Extracted information:

.....

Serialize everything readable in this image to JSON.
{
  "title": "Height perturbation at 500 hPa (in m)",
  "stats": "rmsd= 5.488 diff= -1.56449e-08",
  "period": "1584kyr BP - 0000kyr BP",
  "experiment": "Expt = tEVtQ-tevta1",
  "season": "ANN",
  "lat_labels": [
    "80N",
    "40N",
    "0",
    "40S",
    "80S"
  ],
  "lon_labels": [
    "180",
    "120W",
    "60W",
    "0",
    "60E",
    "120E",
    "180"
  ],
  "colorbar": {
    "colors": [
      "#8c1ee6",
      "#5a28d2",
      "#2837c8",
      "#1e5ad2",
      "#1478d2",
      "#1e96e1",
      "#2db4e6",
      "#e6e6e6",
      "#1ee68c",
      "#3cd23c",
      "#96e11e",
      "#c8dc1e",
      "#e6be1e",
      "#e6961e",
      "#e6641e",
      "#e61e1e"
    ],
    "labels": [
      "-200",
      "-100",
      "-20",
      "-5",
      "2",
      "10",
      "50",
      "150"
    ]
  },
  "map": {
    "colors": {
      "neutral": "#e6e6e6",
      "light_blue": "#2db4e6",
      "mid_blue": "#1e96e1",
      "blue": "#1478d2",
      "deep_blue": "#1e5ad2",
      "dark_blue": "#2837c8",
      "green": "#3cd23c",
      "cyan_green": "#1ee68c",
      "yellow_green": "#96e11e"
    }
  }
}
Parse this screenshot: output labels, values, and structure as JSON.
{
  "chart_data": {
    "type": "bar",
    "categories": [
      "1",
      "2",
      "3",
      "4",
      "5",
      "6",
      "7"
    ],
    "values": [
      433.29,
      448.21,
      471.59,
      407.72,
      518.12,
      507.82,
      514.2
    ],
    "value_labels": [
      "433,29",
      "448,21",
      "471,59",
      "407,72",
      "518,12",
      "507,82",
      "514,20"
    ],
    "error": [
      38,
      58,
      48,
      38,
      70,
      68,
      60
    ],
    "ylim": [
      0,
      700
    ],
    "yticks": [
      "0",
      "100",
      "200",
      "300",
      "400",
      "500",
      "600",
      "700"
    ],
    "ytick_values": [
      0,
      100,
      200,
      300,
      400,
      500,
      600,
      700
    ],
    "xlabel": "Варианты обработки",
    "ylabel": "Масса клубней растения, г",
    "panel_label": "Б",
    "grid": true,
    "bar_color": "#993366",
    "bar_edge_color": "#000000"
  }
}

.....

Request: Return every line in the listing that contains the word "JSON".

Solution to the problem:
Serialize everything readable in this image to JSON.
Parse this screenshot: output labels, values, and structure as JSON.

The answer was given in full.